> _Short problem_
Search the material for the string "Федерации", then return every line where it is found.

> _Data for processing_
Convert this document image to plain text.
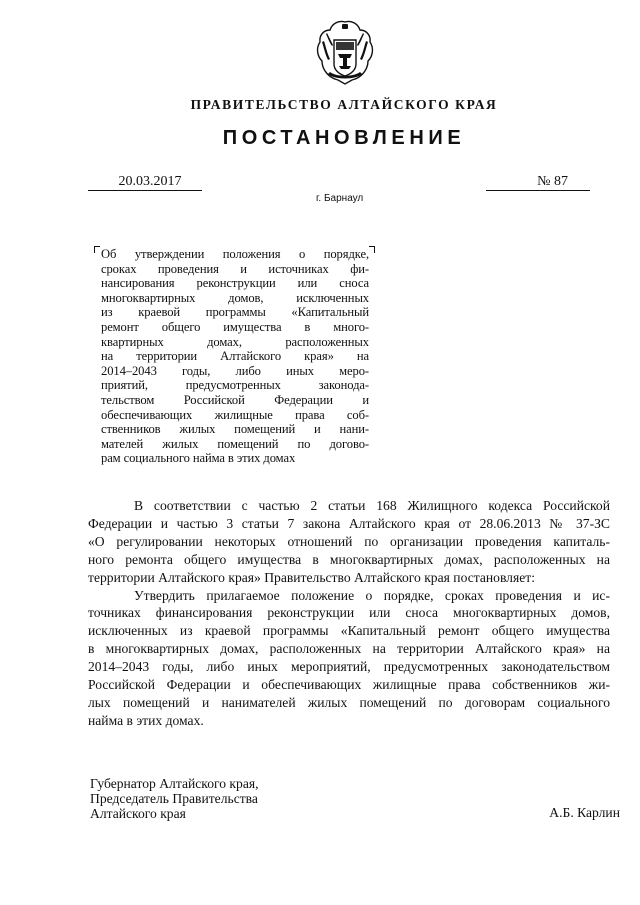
ПРАВИТЕЛЬСТВО АЛТАЙСКОГО КРАЯ
ПОСТАНОВЛЕНИЕ
20.03.2017	№ 87
г. Барнаул
Об утверждении положения о порядке,
сроках проведения и источниках фи-
нансирования реконструкции или сноса
многоквартирных домов, исключенных
из краевой программы «Капитальный
ремонт общего имущества в много-
квартирных домах, расположенных
на территории Алтайского края» на
2014–2043 годы, либо иных меро-
приятий, предусмотренных законода-
тельством Российской Федерации и
обеспечивающих жилищные права соб-
ственников жилых помещений и нани-
мателей жилых помещений по догово-
рам социального найма в этих домах
В соответствии с частью 2 статьи 168 Жилищного кодекса Российской
Федерации и частью 3 статьи 7 закона Алтайского края от 28.06.2013 № 37-ЗС
«О регулировании некоторых отношений по организации проведения капиталь-
ного ремонта общего имущества в многоквартирных домах, расположенных на
территории Алтайского края» Правительство Алтайского края постановляет:
Утвердить прилагаемое положение о порядке, сроках проведения и ис-
точниках финансирования реконструкции или сноса многоквартирных домов,
исключенных из краевой программы «Капитальный ремонт общего имущества
в многоквартирных домах, расположенных на территории Алтайского края» на
2014–2043 годы, либо иных мероприятий, предусмотренных законодательством
Российской Федерации и обеспечивающих жилищные права собственников жи-
лых помещений и нанимателей жилых помещений по договорам социального
найма в этих домах.
Губернатор Алтайского края,
Председатель Правительства
Алтайского края	А.Б. Карлин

> _Final result_
тельством Российской Федерации и
Федерации и частью 3 статьи 7 закона Алтайского края от 28.06.2013 № 37-ЗС
Российской Федерации и обеспечивающих жилищные права собственников жи-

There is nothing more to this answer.